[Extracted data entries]
* * * * * * *
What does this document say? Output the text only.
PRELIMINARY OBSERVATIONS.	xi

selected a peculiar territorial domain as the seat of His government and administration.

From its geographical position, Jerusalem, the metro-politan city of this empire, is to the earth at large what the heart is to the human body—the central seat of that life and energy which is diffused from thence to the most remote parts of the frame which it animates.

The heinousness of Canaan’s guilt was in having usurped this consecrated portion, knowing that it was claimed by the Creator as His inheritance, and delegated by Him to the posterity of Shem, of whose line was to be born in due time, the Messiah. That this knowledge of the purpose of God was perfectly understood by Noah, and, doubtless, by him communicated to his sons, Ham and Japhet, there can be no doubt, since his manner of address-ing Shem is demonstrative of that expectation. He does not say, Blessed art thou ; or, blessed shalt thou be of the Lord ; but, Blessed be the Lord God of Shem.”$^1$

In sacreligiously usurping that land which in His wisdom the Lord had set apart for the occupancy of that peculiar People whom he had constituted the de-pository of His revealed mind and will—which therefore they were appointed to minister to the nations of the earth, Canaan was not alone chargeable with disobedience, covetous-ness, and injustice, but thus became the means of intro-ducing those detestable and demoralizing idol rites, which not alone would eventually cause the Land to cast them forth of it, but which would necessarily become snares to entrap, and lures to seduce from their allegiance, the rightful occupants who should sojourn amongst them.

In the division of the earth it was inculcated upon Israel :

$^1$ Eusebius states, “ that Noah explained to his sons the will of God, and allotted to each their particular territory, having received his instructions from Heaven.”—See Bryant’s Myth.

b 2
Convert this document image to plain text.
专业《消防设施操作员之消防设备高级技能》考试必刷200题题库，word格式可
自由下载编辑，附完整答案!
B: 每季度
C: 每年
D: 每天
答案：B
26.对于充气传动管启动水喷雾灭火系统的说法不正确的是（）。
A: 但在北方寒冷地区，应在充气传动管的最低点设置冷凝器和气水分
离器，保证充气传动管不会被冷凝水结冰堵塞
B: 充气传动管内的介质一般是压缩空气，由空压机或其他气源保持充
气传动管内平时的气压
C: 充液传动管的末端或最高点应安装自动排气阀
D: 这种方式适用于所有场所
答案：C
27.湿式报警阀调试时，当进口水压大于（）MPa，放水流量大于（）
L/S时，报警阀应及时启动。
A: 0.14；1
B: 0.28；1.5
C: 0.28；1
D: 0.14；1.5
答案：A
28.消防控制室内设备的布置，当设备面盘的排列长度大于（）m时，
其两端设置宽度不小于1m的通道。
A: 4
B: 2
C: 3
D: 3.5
* * * * * * *
◆ What needs to be done ◆
Using the material above, print every entry exactly as written.

◆ Exercise answer ◆
What does this document say? Output the text only.
PRELIMINARY OBSERVATIONS.	xi

selected a peculiar territorial domain as the seat of His government and administration.

From its geographical position, Jerusalem, the metro-politan city of this empire, is to the earth at large what the heart is to the human body—the central seat of that life and energy which is diffused from thence to the most remote parts of the frame which it animates.

The heinousness of Canaan’s guilt was in having usurped this consecrated portion, knowing that it was claimed by the Creator as His inheritance, and delegated by Him to the posterity of Shem, of whose line was to be born in due time, the Messiah. That this knowledge of the purpose of God was perfectly understood by Noah, and, doubtless, by him communicated to his sons, Ham and Japhet, there can be no doubt, since his manner of address-ing Shem is demonstrative of that expectation. He does not say, Blessed art thou ; or, blessed shalt thou be of the Lord ; but, Blessed be the Lord God of Shem.”$^1$

In sacreligiously usurping that land which in His wisdom the Lord had set apart for the occupancy of that peculiar People whom he had constituted the de-pository of His revealed mind and will—which therefore they were appointed to minister to the nations of the earth, Canaan was not alone chargeable with disobedience, covetous-ness, and injustice, but thus became the means of intro-ducing those detestable and demoralizing idol rites, which not alone would eventually cause the Land to cast them forth of it, but which would necessarily become snares to entrap, and lures to seduce from their allegiance, the rightful occupants who should sojourn amongst them.

In the division of the earth it was inculcated upon Israel :

$^1$ Eusebius states, “ that Noah explained to his sons the will of God, and allotted to each their particular territory, having received his instructions from Heaven.”—See Bryant’s Myth.

b 2
Convert this document image to plain text.
专业《消防设施操作员之消防设备高级技能》考试必刷200题题库，word格式可
自由下载编辑，附完整答案!
B: 每季度
C: 每年
D: 每天
答案：B
26.对于充气传动管启动水喷雾灭火系统的说法不正确的是（）。
A: 但在北方寒冷地区，应在充气传动管的最低点设置冷凝器和气水分
离器，保证充气传动管不会被冷凝水结冰堵塞
B: 充气传动管内的介质一般是压缩空气，由空压机或其他气源保持充
气传动管内平时的气压
C: 充液传动管的末端或最高点应安装自动排气阀
D: 这种方式适用于所有场所
答案：C
27.湿式报警阀调试时，当进口水压大于（）MPa，放水流量大于（）
L/S时，报警阀应及时启动。
A: 0.14；1
B: 0.28；1.5
C: 0.28；1
D: 0.14；1.5
答案：A
28.消防控制室内设备的布置，当设备面盘的排列长度大于（）m时，
其两端设置宽度不小于1m的通道。
A: 4
B: 2
C: 3
D: 3.5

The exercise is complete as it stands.